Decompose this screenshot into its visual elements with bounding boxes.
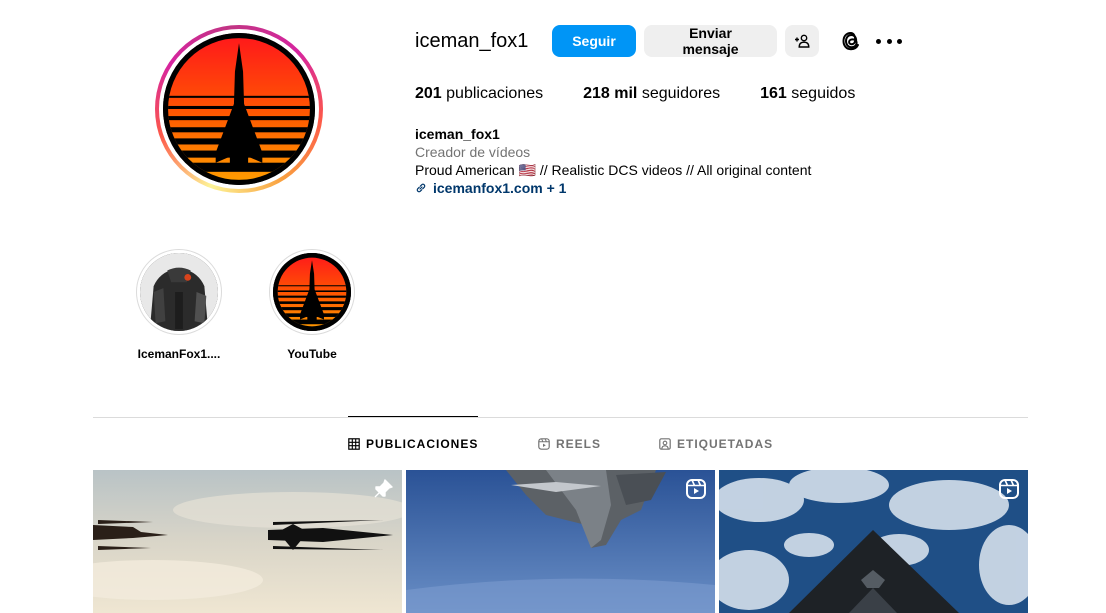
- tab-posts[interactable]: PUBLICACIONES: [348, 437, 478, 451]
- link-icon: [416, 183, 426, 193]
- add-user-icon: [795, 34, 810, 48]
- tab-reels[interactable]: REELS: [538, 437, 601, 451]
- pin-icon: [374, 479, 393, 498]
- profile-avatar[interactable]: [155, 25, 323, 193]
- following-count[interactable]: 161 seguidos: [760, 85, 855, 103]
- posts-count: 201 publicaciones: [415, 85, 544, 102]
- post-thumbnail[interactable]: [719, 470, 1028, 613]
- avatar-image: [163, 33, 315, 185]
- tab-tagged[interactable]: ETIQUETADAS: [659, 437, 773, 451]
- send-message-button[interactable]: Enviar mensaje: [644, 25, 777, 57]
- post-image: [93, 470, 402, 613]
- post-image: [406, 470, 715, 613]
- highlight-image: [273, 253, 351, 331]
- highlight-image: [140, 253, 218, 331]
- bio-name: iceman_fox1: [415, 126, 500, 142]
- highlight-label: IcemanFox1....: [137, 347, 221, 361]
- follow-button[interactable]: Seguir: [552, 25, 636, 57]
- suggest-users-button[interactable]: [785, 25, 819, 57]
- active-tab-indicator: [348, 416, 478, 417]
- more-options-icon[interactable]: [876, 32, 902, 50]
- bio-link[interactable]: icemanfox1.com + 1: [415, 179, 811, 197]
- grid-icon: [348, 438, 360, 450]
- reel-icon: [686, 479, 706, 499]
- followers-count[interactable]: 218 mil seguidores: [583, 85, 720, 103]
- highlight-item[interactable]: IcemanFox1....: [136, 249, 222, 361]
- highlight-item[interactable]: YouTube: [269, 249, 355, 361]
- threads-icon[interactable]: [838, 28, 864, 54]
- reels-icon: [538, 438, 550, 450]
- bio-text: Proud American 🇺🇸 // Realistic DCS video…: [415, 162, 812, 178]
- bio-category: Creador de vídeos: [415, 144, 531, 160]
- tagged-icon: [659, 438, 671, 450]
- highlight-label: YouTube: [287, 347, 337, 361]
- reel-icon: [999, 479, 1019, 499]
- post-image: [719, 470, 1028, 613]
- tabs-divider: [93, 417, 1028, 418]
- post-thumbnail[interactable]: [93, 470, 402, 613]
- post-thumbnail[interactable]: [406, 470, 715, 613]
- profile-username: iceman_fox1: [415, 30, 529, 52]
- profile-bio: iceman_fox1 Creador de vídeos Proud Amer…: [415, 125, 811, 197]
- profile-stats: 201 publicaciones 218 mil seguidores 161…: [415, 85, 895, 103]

WHAT IS NEEDED: Please retype the listing from the line with "- tab-posts[interactable]: PUBLICACIONES: [348, 437, 478, 451]" to the line with "- more-options-icon[interactable]: [876, 32, 902, 50]", both included, exactly as they appear.

EXERCISE OUTPUT:
- tab-posts[interactable]: PUBLICACIONES: [348, 437, 478, 451]
- link-icon: [416, 183, 426, 193]
- add-user-icon: [795, 34, 810, 48]
- tab-reels[interactable]: REELS: [538, 437, 601, 451]
- pin-icon: [374, 479, 393, 498]
- profile-avatar[interactable]: [155, 25, 323, 193]
- following-count[interactable]: 161 seguidos: [760, 85, 855, 103]
- posts-count: 201 publicaciones: [415, 85, 544, 102]
- post-thumbnail[interactable]: [719, 470, 1028, 613]
- avatar-image: [163, 33, 315, 185]
- tab-tagged[interactable]: ETIQUETADAS: [659, 437, 773, 451]
- send-message-button[interactable]: Enviar mensaje: [644, 25, 777, 57]
- post-image: [93, 470, 402, 613]
- post-image: [406, 470, 715, 613]
- highlight-image: [273, 253, 351, 331]
- highlight-image: [140, 253, 218, 331]
- bio-name: iceman_fox1: [415, 126, 500, 142]
- highlight-label: IcemanFox1....: [137, 347, 221, 361]
- follow-button[interactable]: Seguir: [552, 25, 636, 57]
- suggest-users-button[interactable]: [785, 25, 819, 57]
- active-tab-indicator: [348, 416, 478, 417]
- more-options-icon[interactable]: [876, 32, 902, 50]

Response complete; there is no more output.